(Extracted data entries)
>> Start

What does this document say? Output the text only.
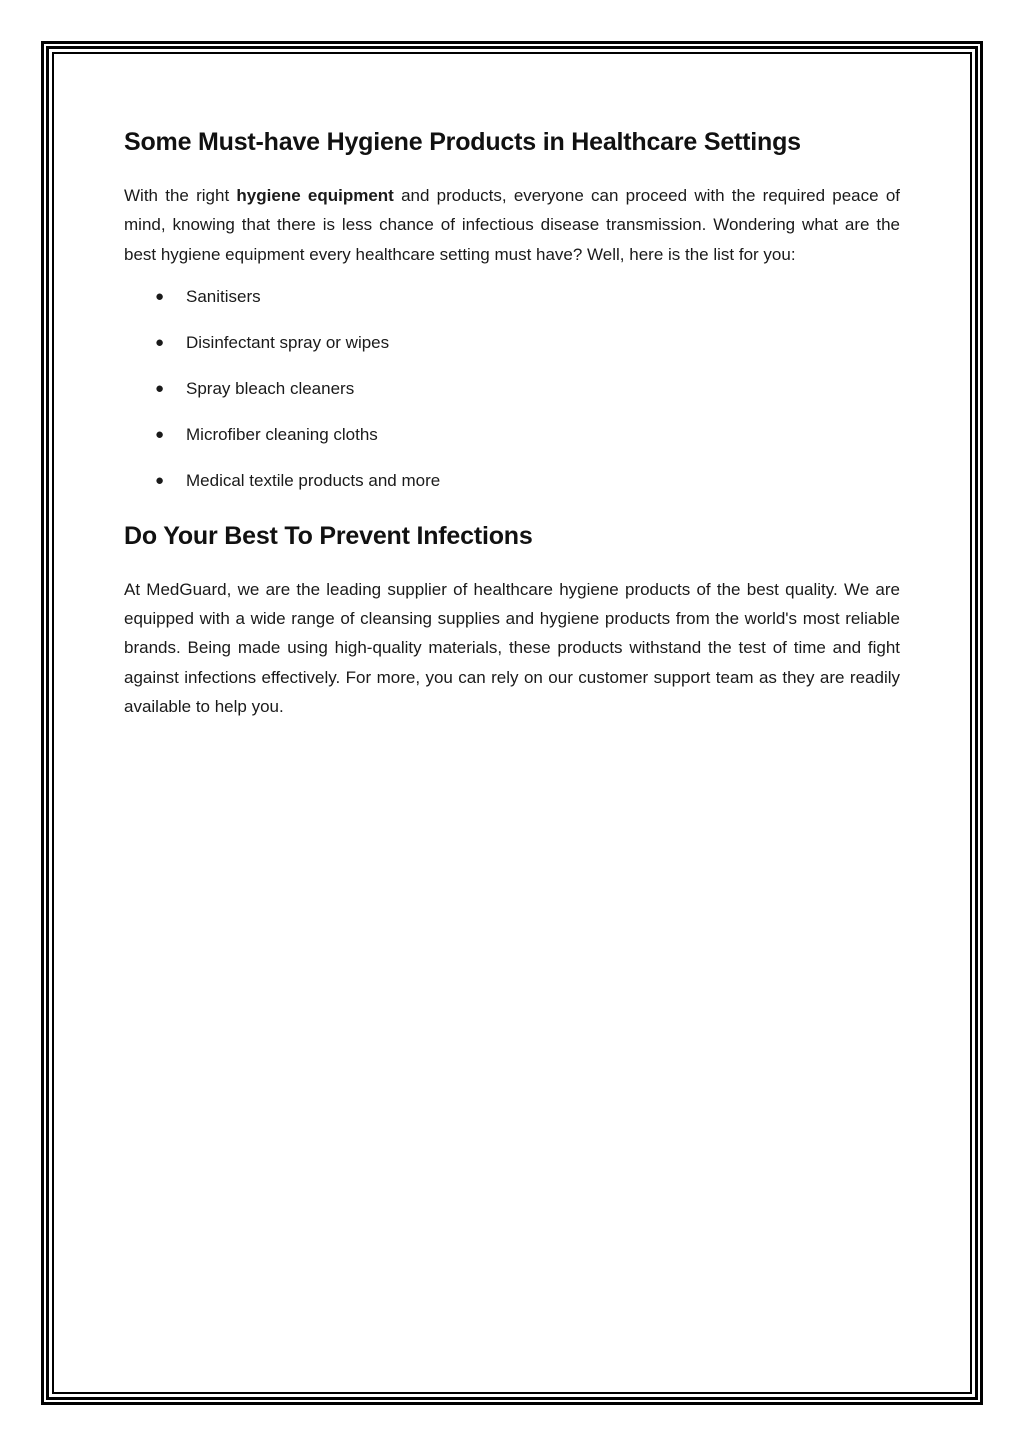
Some Must-have Hygiene Products in Healthcare Settings

With the right hygiene equipment and products, everyone can proceed with the required peace of mind, knowing that there is less chance of infectious disease transmission. Wondering what are the best hygiene equipment every healthcare setting must have? Well, here is the list for you:

● Sanitisers
● Disinfectant spray or wipes
● Spray bleach cleaners
● Microfiber cleaning cloths
● Medical textile products and more
Do Your Best To Prevent Infections

At MedGuard, we are the leading supplier of healthcare hygiene products of the best quality. We are equipped with a wide range of cleansing supplies and hygiene products from the world's most reliable brands. Being made using high-quality materials, these products withstand the test of time and fight against infections effectively. For more, you can rely on our customer support team as they are readily available to help you.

>> End

Without the pictures, copy the material exactly as given.

What does this document say? Output the text only.
Some Must-have Hygiene Products in Healthcare Settings

With the right hygiene equipment and products, everyone can proceed with the required peace of mind, knowing that there is less chance of infectious disease transmission. Wondering what are the best hygiene equipment every healthcare setting must have? Well, here is the list for you:

● Sanitisers
● Disinfectant spray or wipes
● Spray bleach cleaners
● Microfiber cleaning cloths
● Medical textile products and more
Do Your Best To Prevent Infections

At MedGuard, we are the leading supplier of healthcare hygiene products of the best quality. We are equipped with a wide range of cleansing supplies and hygiene products from the world's most reliable brands. Being made using high-quality materials, these products withstand the test of time and fight against infections effectively. For more, you can rely on our customer support team as they are readily available to help you.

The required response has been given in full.